TASK DIRECTIONS.
Could you print all the entries exactly?

---- DATA SUPPLIED

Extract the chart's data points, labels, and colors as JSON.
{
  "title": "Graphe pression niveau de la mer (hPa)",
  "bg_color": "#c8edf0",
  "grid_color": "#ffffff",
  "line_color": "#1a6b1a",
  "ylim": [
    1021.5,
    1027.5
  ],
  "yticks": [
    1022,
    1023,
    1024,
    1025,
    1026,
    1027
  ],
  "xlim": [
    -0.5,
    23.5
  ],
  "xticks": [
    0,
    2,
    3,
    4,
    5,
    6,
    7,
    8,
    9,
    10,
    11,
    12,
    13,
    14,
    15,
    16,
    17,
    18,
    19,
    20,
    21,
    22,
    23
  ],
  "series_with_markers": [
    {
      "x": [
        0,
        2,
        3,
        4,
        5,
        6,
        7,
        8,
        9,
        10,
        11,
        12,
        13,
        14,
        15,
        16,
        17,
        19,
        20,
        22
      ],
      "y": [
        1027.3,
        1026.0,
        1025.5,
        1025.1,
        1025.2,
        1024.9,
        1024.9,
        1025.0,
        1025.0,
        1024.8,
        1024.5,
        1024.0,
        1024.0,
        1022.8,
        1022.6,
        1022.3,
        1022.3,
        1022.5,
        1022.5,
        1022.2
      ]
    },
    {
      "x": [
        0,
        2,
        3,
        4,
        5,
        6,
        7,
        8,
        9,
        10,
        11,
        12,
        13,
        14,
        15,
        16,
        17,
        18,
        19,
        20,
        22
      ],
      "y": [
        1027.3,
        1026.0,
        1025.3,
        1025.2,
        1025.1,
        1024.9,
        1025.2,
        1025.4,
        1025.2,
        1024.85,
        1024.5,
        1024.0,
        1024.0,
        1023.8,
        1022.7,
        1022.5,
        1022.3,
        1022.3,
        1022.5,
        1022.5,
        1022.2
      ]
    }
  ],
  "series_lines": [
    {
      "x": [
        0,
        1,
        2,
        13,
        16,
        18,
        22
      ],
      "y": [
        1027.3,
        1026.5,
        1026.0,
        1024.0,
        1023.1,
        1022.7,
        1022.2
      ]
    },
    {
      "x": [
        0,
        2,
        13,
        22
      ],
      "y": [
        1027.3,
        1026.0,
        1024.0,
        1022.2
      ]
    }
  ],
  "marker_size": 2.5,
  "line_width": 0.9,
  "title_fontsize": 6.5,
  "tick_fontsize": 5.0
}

--------

RESULT.
Extract the chart's data points, labels, and colors as JSON.
{
  "title": "Graphe pression niveau de la mer (hPa)",
  "bg_color": "#c8edf0",
  "grid_color": "#ffffff",
  "line_color": "#1a6b1a",
  "ylim": [
    1021.5,
    1027.5
  ],
  "yticks": [
    1022,
    1023,
    1024,
    1025,
    1026,
    1027
  ],
  "xlim": [
    -0.5,
    23.5
  ],
  "xticks": [
    0,
    2,
    3,
    4,
    5,
    6,
    7,
    8,
    9,
    10,
    11,
    12,
    13,
    14,
    15,
    16,
    17,
    18,
    19,
    20,
    21,
    22,
    23
  ],
  "series_with_markers": [
    {
      "x": [
        0,
        2,
        3,
        4,
        5,
        6,
        7,
        8,
        9,
        10,
        11,
        12,
        13,
        14,
        15,
        16,
        17,
        19,
        20,
        22
      ],
      "y": [
        1027.3,
        1026.0,
        1025.5,
        1025.1,
        1025.2,
        1024.9,
        1024.9,
        1025.0,
        1025.0,
        1024.8,
        1024.5,
        1024.0,
        1024.0,
        1022.8,
        1022.6,
        1022.3,
        1022.3,
        1022.5,
        1022.5,
        1022.2
      ]
    },
    {
      "x": [
        0,
        2,
        3,
        4,
        5,
        6,
        7,
        8,
        9,
        10,
        11,
        12,
        13,
        14,
        15,
        16,
        17,
        18,
        19,
        20,
        22
      ],
      "y": [
        1027.3,
        1026.0,
        1025.3,
        1025.2,
        1025.1,
        1024.9,
        1025.2,
        1025.4,
        1025.2,
        1024.85,
        1024.5,
        1024.0,
        1024.0,
        1023.8,
        1022.7,
        1022.5,
        1022.3,
        1022.3,
        1022.5,
        1022.5,
        1022.2
      ]
    }
  ],
  "series_lines": [
    {
      "x": [
        0,
        1,
        2,
        13,
        16,
        18,
        22
      ],
      "y": [
        1027.3,
        1026.5,
        1026.0,
        1024.0,
        1023.1,
        1022.7,
        1022.2
      ]
    },
    {
      "x": [
        0,
        2,
        13,
        22
      ],
      "y": [
        1027.3,
        1026.0,
        1024.0,
        1022.2
      ]
    }
  ],
  "marker_size": 2.5,
  "line_width": 0.9,
  "title_fontsize": 6.5,
  "tick_fontsize": 5.0
}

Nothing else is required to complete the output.